Problem
Reproduce all entries precisely, down to the last character.

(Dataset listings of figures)
-.-.-

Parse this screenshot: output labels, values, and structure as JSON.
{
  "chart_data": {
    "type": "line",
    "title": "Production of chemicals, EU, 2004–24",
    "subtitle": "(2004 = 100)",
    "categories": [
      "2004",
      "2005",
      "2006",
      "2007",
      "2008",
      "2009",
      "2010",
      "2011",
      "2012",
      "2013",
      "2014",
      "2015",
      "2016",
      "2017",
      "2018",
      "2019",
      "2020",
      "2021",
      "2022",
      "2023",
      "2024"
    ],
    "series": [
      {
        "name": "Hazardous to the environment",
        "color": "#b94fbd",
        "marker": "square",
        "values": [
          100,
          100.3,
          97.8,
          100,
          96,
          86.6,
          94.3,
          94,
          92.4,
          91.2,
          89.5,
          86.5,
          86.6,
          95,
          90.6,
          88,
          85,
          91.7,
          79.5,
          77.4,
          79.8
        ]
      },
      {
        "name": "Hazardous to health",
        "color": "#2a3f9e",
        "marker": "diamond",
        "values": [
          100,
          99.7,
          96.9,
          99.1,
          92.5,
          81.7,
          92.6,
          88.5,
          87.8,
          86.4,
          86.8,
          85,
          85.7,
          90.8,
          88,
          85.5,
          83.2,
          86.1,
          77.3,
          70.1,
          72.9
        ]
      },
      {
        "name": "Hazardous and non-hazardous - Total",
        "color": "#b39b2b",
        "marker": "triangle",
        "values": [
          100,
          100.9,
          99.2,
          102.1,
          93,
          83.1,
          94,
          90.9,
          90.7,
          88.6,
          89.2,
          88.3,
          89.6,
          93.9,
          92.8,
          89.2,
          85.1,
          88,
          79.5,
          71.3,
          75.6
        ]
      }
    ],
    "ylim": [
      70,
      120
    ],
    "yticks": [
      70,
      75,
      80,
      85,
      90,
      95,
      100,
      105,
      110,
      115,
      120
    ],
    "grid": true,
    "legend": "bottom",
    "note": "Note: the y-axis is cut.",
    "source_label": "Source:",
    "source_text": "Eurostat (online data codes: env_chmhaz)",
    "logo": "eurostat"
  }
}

-.-.-

Result of this exercise
Parse this screenshot: output labels, values, and structure as JSON.
{
  "chart_data": {
    "type": "line",
    "title": "Production of chemicals, EU, 2004–24",
    "subtitle": "(2004 = 100)",
    "categories": [
      "2004",
      "2005",
      "2006",
      "2007",
      "2008",
      "2009",
      "2010",
      "2011",
      "2012",
      "2013",
      "2014",
      "2015",
      "2016",
      "2017",
      "2018",
      "2019",
      "2020",
      "2021",
      "2022",
      "2023",
      "2024"
    ],
    "series": [
      {
        "name": "Hazardous to the environment",
        "color": "#b94fbd",
        "marker": "square",
        "values": [
          100,
          100.3,
          97.8,
          100,
          96,
          86.6,
          94.3,
          94,
          92.4,
          91.2,
          89.5,
          86.5,
          86.6,
          95,
          90.6,
          88,
          85,
          91.7,
          79.5,
          77.4,
          79.8
        ]
      },
      {
        "name": "Hazardous to health",
        "color": "#2a3f9e",
        "marker": "diamond",
        "values": [
          100,
          99.7,
          96.9,
          99.1,
          92.5,
          81.7,
          92.6,
          88.5,
          87.8,
          86.4,
          86.8,
          85,
          85.7,
          90.8,
          88,
          85.5,
          83.2,
          86.1,
          77.3,
          70.1,
          72.9
        ]
      },
      {
        "name": "Hazardous and non-hazardous - Total",
        "color": "#b39b2b",
        "marker": "triangle",
        "values": [
          100,
          100.9,
          99.2,
          102.1,
          93,
          83.1,
          94,
          90.9,
          90.7,
          88.6,
          89.2,
          88.3,
          89.6,
          93.9,
          92.8,
          89.2,
          85.1,
          88,
          79.5,
          71.3,
          75.6
        ]
      }
    ],
    "ylim": [
      70,
      120
    ],
    "yticks": [
      70,
      75,
      80,
      85,
      90,
      95,
      100,
      105,
      110,
      115,
      120
    ],
    "grid": true,
    "legend": "bottom",
    "note": "Note: the y-axis is cut.",
    "source_label": "Source:",
    "source_text": "Eurostat (online data codes: env_chmhaz)",
    "logo": "eurostat"
  }
}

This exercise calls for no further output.